### [To do]
In the entries below, find every line with "name" and copy it.

### [Raw data]
* BEGIN *
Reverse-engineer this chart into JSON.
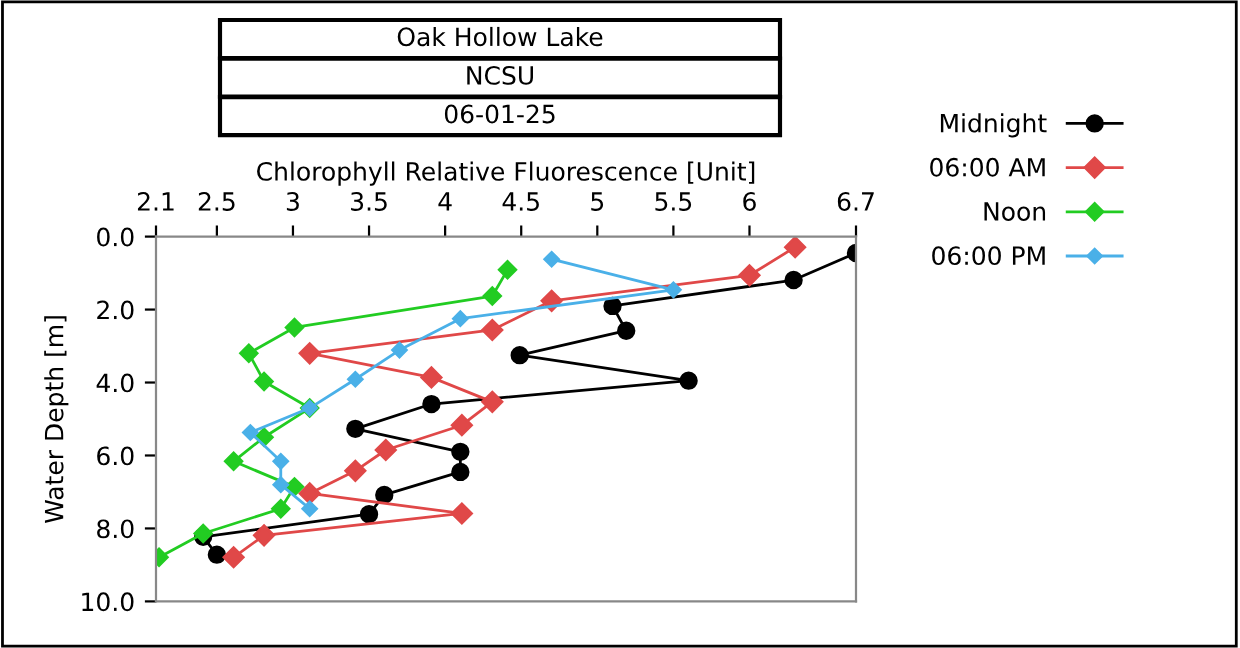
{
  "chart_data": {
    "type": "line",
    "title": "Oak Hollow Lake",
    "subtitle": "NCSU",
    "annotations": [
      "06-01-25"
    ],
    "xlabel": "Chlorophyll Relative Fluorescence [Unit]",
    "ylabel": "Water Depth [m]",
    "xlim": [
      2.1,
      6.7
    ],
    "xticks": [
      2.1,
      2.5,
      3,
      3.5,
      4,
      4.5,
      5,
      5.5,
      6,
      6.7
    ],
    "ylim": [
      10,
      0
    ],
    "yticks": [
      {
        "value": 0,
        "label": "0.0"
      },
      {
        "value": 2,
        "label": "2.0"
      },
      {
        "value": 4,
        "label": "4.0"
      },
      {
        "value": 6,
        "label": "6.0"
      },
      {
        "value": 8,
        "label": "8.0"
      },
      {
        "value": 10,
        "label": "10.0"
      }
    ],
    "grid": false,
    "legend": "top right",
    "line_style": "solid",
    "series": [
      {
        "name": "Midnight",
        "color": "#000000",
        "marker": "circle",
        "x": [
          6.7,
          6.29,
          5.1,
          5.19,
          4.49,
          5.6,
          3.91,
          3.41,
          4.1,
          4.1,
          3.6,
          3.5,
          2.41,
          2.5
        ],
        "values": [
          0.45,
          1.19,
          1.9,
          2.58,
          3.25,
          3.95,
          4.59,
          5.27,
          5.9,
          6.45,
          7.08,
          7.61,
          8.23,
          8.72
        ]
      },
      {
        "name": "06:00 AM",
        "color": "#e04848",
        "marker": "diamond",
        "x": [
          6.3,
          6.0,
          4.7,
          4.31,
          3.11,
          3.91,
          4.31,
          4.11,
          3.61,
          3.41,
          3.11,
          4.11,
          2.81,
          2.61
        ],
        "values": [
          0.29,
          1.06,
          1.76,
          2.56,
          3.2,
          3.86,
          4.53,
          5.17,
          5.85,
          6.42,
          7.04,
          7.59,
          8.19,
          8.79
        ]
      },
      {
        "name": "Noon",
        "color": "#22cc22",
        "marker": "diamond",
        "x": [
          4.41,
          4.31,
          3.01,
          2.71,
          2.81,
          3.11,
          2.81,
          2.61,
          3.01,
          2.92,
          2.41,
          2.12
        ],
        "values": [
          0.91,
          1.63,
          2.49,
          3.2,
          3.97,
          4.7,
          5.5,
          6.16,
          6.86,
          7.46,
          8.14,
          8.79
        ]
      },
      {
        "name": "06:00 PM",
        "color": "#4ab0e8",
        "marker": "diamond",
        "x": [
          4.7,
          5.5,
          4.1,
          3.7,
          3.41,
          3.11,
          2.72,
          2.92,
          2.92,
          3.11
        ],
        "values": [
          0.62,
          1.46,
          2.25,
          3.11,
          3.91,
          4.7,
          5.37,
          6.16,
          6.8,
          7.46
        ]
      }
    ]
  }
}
* END *
### [Task answer]
        "name": "Midnight",
        "name": "06:00 AM",
        "name": "Noon",
        "name": "06:00 PM",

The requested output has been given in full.